# EXERCISE GOAL:
Copy out all lines that carry the word "Cluster".

========

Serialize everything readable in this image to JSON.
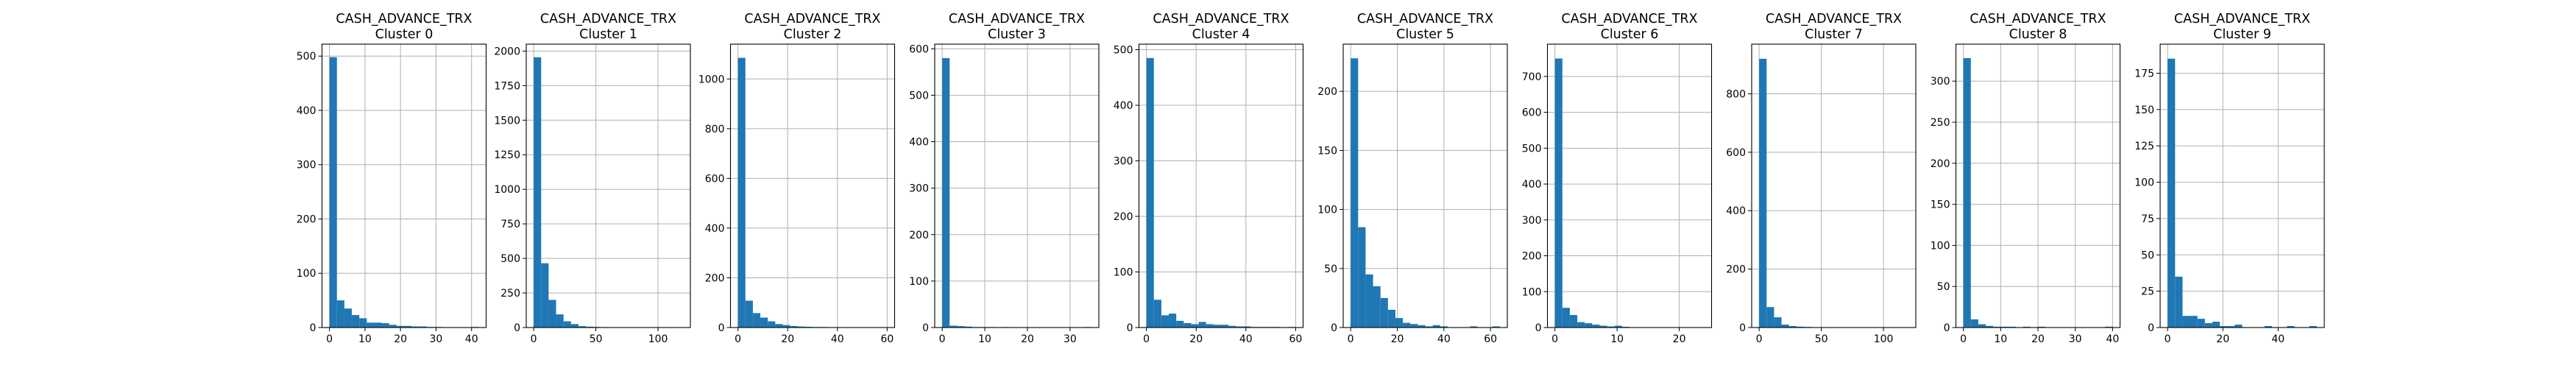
{
  "figure": {
    "bar_color": "#1f77b4",
    "grid": true
  },
  "chart_data": [
    {
      "type": "bar",
      "title": "CASH_ADVANCE_TRX",
      "subtitle": "Cluster 0",
      "bin_edges": [
        0,
        2.1,
        4.2,
        6.3,
        8.4,
        10.5,
        12.6,
        14.7,
        16.8,
        18.9,
        21.0,
        23.1,
        25.2,
        27.3,
        29.4,
        31.5,
        33.6,
        35.7,
        37.8,
        39.9,
        42.0
      ],
      "values": [
        498,
        50,
        35,
        23,
        17,
        9,
        9,
        8,
        5,
        3,
        3,
        2,
        2,
        1,
        1,
        0,
        0,
        0,
        0,
        1
      ],
      "xlim": [
        -2.1,
        44.1
      ],
      "ylim": [
        0,
        522
      ],
      "xticks": [
        0,
        10,
        20,
        30,
        40
      ],
      "yticks": [
        0,
        100,
        200,
        300,
        400,
        500
      ]
    },
    {
      "type": "bar",
      "title": "CASH_ADVANCE_TRX",
      "subtitle": "Cluster 1",
      "bin_edges": [
        0,
        6,
        12,
        18,
        24,
        30,
        36,
        42,
        48,
        54,
        60,
        66,
        72,
        78,
        84,
        90,
        96,
        102,
        108,
        114,
        120
      ],
      "values": [
        1955,
        465,
        200,
        95,
        45,
        25,
        10,
        6,
        4,
        3,
        2,
        1,
        1,
        1,
        0,
        0,
        0,
        0,
        0,
        1
      ],
      "xlim": [
        -6,
        126
      ],
      "ylim": [
        0,
        2050
      ],
      "xticks": [
        0,
        50,
        100
      ],
      "yticks": [
        0,
        250,
        500,
        750,
        1000,
        1250,
        1500,
        1750,
        2000
      ]
    },
    {
      "type": "bar",
      "title": "CASH_ADVANCE_TRX",
      "subtitle": "Cluster 2",
      "bin_edges": [
        0,
        3,
        6,
        9,
        12,
        15,
        18,
        21,
        24,
        27,
        30,
        33,
        36,
        39,
        42,
        45,
        48,
        51,
        54,
        57,
        60
      ],
      "values": [
        1085,
        108,
        58,
        40,
        25,
        14,
        10,
        6,
        4,
        3,
        2,
        2,
        1,
        1,
        1,
        0,
        0,
        1,
        0,
        1
      ],
      "xlim": [
        -3,
        63
      ],
      "ylim": [
        0,
        1140
      ],
      "xticks": [
        0,
        20,
        40,
        60
      ],
      "yticks": [
        0,
        200,
        400,
        600,
        800,
        1000
      ]
    },
    {
      "type": "bar",
      "title": "CASH_ADVANCE_TRX",
      "subtitle": "Cluster 3",
      "bin_edges": [
        0,
        1.75,
        3.5,
        5.25,
        7.0,
        8.75,
        10.5,
        12.25,
        14.0,
        15.75,
        17.5,
        19.25,
        21.0,
        22.75,
        24.5,
        26.25,
        28.0,
        29.75,
        31.5,
        33.25,
        35.0
      ],
      "values": [
        580,
        4,
        3,
        2,
        1,
        1,
        1,
        0,
        1,
        0,
        0,
        0,
        0,
        0,
        0,
        0,
        0,
        0,
        0,
        1
      ],
      "xlim": [
        -1.75,
        36.75
      ],
      "ylim": [
        0,
        610
      ],
      "xticks": [
        0,
        10,
        20,
        30
      ],
      "yticks": [
        0,
        100,
        200,
        300,
        400,
        500,
        600
      ]
    },
    {
      "type": "bar",
      "title": "CASH_ADVANCE_TRX",
      "subtitle": "Cluster 4",
      "bin_edges": [
        0,
        3,
        6,
        9,
        12,
        15,
        18,
        21,
        24,
        27,
        30,
        33,
        36,
        39,
        42,
        45,
        48,
        51,
        54,
        57,
        60
      ],
      "values": [
        485,
        50,
        22,
        25,
        12,
        8,
        6,
        10,
        6,
        5,
        5,
        3,
        2,
        2,
        1,
        1,
        1,
        1,
        0,
        1
      ],
      "xlim": [
        -3,
        63
      ],
      "ylim": [
        0,
        510
      ],
      "xticks": [
        0,
        20,
        40,
        60
      ],
      "yticks": [
        0,
        100,
        200,
        300,
        400,
        500
      ]
    },
    {
      "type": "bar",
      "title": "CASH_ADVANCE_TRX",
      "subtitle": "Cluster 5",
      "bin_edges": [
        0,
        3.2,
        6.4,
        9.6,
        12.8,
        16.0,
        19.2,
        22.4,
        25.6,
        28.8,
        32.0,
        35.2,
        38.4,
        41.6,
        44.8,
        48.0,
        51.2,
        54.4,
        57.6,
        60.8,
        64.0
      ],
      "values": [
        228,
        85,
        45,
        35,
        25,
        15,
        8,
        4,
        3,
        2,
        1,
        2,
        1,
        0,
        0,
        0,
        1,
        0,
        0,
        1
      ],
      "xlim": [
        -3.2,
        67.2
      ],
      "ylim": [
        0,
        240
      ],
      "xticks": [
        0,
        20,
        40,
        60
      ],
      "yticks": [
        0,
        50,
        100,
        150,
        200
      ]
    },
    {
      "type": "bar",
      "title": "CASH_ADVANCE_TRX",
      "subtitle": "Cluster 6",
      "bin_edges": [
        0,
        1.2,
        2.4,
        3.6,
        4.8,
        6.0,
        7.2,
        8.4,
        9.6,
        10.8,
        12.0,
        13.2,
        14.4,
        15.6,
        16.8,
        18.0,
        19.2,
        20.4,
        21.6,
        22.8,
        24.0
      ],
      "values": [
        750,
        55,
        35,
        15,
        12,
        8,
        5,
        3,
        5,
        2,
        1,
        1,
        0,
        0,
        0,
        0,
        0,
        0,
        0,
        1
      ],
      "xlim": [
        -1.2,
        25.2
      ],
      "ylim": [
        0,
        790
      ],
      "xticks": [
        0,
        10,
        20
      ],
      "yticks": [
        0,
        100,
        200,
        300,
        400,
        500,
        600,
        700
      ]
    },
    {
      "type": "bar",
      "title": "CASH_ADVANCE_TRX",
      "subtitle": "Cluster 7",
      "bin_edges": [
        0,
        6,
        12,
        18,
        24,
        30,
        36,
        42,
        48,
        54,
        60,
        66,
        72,
        78,
        84,
        90,
        96,
        102,
        108,
        114,
        120
      ],
      "values": [
        920,
        70,
        35,
        10,
        5,
        3,
        2,
        1,
        1,
        0,
        1,
        0,
        0,
        0,
        0,
        0,
        0,
        0,
        0,
        1
      ],
      "xlim": [
        -6,
        126
      ],
      "ylim": [
        0,
        970
      ],
      "xticks": [
        0,
        50,
        100
      ],
      "yticks": [
        0,
        200,
        400,
        600,
        800
      ]
    },
    {
      "type": "bar",
      "title": "CASH_ADVANCE_TRX",
      "subtitle": "Cluster 8",
      "bin_edges": [
        0,
        2,
        4,
        6,
        8,
        10,
        12,
        14,
        16,
        18,
        20,
        22,
        24,
        26,
        28,
        30,
        32,
        34,
        36,
        38,
        40
      ],
      "values": [
        328,
        10,
        4,
        2,
        1,
        1,
        1,
        0,
        1,
        0,
        1,
        0,
        0,
        0,
        0,
        0,
        0,
        0,
        0,
        1
      ],
      "xlim": [
        -2,
        42
      ],
      "ylim": [
        0,
        345
      ],
      "xticks": [
        0,
        10,
        20,
        30,
        40
      ],
      "yticks": [
        0,
        50,
        100,
        150,
        200,
        250,
        300
      ]
    },
    {
      "type": "bar",
      "title": "CASH_ADVANCE_TRX",
      "subtitle": "Cluster 9",
      "bin_edges": [
        0,
        2.7,
        5.4,
        8.1,
        10.8,
        13.5,
        16.2,
        18.9,
        21.6,
        24.3,
        27.0,
        29.7,
        32.4,
        35.1,
        37.8,
        40.5,
        43.2,
        45.9,
        48.6,
        51.3,
        54.0
      ],
      "values": [
        185,
        35,
        8,
        8,
        6,
        3,
        4,
        1,
        1,
        2,
        0,
        0,
        0,
        1,
        0,
        0,
        1,
        0,
        0,
        1
      ],
      "xlim": [
        -2.7,
        56.7
      ],
      "ylim": [
        0,
        195
      ],
      "xticks": [
        0,
        20,
        40
      ],
      "yticks": [
        0,
        25,
        50,
        75,
        100,
        125,
        150,
        175
      ]
    }
  ]
}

========

# RESULT OF THE EXERCISE:
      "subtitle": "Cluster 0",
      "subtitle": "Cluster 1",
      "subtitle": "Cluster 2",
      "subtitle": "Cluster 3",
      "subtitle": "Cluster 4",
      "subtitle": "Cluster 5",
      "subtitle": "Cluster 6",
      "subtitle": "Cluster 7",
      "subtitle": "Cluster 8",
      "subtitle": "Cluster 9",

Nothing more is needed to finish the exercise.